▶ _What the exercise asks_
Provide only the number of lines in the data below that contain the word "downstream".

▶ _Working data_
◇ ◇ ◇

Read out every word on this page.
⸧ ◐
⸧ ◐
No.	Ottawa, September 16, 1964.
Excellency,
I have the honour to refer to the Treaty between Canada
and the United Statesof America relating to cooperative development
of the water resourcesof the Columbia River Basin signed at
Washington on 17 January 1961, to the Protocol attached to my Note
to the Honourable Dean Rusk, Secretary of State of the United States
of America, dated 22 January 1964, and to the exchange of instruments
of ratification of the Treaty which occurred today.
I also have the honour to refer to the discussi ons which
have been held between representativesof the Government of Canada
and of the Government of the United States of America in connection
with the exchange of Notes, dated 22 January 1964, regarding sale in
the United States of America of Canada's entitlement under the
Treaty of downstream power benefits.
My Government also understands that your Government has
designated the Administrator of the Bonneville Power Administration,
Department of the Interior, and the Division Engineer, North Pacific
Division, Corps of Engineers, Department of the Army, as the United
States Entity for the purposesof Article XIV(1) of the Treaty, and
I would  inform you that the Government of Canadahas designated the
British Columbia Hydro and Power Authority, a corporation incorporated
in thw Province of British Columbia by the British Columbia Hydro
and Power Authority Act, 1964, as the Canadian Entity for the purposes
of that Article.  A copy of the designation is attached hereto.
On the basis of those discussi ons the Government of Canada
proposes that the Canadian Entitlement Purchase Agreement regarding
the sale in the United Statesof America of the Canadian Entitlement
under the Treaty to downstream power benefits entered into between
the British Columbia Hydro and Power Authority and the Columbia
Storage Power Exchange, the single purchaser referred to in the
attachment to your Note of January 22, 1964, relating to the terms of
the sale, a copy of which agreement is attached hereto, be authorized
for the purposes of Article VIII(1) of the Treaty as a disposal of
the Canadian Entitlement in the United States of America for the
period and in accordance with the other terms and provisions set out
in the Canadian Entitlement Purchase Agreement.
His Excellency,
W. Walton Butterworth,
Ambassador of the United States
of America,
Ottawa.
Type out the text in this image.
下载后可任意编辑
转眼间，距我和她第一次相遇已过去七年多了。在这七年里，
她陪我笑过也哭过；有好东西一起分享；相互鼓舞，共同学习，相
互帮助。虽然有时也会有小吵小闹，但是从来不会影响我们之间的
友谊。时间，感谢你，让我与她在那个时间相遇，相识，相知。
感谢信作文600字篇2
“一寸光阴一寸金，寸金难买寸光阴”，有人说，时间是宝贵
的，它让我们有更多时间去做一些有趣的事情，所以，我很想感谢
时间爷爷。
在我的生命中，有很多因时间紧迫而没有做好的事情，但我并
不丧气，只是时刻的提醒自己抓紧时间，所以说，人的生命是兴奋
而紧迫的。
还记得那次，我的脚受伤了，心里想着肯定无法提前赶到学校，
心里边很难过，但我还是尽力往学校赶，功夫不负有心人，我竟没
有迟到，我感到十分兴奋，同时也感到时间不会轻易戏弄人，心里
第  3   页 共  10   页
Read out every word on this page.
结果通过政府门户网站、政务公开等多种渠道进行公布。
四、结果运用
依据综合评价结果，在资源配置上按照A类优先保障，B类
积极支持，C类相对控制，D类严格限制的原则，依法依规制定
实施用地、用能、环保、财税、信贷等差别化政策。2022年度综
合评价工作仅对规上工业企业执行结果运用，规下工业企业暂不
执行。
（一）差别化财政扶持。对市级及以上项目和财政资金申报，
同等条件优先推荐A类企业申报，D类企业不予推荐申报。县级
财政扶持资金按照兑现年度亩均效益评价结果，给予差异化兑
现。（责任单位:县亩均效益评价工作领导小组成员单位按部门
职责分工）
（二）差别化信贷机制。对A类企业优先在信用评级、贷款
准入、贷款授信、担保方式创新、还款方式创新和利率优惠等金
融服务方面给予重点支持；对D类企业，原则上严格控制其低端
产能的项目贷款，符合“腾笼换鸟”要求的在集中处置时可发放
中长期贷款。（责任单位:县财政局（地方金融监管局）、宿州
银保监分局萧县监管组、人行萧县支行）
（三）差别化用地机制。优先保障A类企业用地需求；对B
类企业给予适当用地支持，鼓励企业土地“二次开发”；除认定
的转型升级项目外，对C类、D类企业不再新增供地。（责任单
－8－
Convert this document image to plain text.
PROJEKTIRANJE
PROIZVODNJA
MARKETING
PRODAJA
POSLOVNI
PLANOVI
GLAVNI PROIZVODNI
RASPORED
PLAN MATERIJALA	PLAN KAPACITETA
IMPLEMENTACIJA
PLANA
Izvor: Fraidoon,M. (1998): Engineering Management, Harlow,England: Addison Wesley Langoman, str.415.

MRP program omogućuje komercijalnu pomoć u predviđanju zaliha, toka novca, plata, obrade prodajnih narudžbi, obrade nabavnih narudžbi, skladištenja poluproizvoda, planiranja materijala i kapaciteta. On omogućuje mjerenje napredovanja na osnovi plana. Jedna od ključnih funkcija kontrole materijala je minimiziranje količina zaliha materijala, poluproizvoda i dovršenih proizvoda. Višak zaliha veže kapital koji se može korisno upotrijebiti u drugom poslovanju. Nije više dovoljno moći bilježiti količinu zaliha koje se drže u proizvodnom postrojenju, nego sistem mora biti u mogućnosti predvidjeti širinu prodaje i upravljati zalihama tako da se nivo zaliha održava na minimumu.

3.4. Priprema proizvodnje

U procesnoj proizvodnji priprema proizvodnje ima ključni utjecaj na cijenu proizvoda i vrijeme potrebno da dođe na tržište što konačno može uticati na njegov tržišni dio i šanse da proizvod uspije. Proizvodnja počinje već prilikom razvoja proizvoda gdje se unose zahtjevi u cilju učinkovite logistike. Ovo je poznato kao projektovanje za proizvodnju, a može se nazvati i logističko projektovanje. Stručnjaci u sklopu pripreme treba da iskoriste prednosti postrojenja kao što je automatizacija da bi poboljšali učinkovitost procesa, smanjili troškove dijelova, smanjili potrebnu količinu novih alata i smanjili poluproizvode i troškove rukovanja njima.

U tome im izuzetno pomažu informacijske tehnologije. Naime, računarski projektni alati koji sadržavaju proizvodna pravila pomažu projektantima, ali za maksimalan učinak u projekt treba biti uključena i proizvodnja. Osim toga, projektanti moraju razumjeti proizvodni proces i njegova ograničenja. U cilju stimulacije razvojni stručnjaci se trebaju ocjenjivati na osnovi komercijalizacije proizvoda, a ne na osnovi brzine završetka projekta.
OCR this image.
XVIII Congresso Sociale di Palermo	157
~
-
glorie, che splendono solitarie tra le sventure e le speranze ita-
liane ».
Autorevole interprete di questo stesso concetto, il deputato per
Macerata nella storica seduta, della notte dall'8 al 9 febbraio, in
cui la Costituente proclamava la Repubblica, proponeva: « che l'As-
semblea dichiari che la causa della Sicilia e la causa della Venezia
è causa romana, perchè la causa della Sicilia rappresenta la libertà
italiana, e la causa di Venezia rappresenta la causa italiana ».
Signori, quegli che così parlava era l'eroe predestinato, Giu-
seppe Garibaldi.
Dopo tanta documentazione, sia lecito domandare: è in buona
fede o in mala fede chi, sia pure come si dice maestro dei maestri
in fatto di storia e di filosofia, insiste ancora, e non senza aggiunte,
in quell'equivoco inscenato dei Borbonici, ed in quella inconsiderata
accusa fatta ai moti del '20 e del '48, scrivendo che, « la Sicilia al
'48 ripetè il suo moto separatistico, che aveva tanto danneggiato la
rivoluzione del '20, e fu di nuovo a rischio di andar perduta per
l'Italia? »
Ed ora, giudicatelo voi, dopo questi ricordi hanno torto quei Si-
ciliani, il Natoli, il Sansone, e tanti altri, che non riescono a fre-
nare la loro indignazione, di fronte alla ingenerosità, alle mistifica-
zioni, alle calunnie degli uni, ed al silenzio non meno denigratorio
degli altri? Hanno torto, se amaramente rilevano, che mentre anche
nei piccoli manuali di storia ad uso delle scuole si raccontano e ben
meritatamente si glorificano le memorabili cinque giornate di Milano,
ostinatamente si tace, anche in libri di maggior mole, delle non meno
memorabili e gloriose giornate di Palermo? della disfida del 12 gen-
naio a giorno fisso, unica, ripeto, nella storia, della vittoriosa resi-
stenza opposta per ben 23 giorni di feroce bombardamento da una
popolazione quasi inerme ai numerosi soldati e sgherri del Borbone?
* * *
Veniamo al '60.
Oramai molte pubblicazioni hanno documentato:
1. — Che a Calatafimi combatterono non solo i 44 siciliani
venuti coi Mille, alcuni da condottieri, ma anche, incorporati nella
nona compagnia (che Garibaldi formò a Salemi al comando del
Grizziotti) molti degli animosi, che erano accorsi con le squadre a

◇ ◇ ◇

▶ _Answer to the problem_
2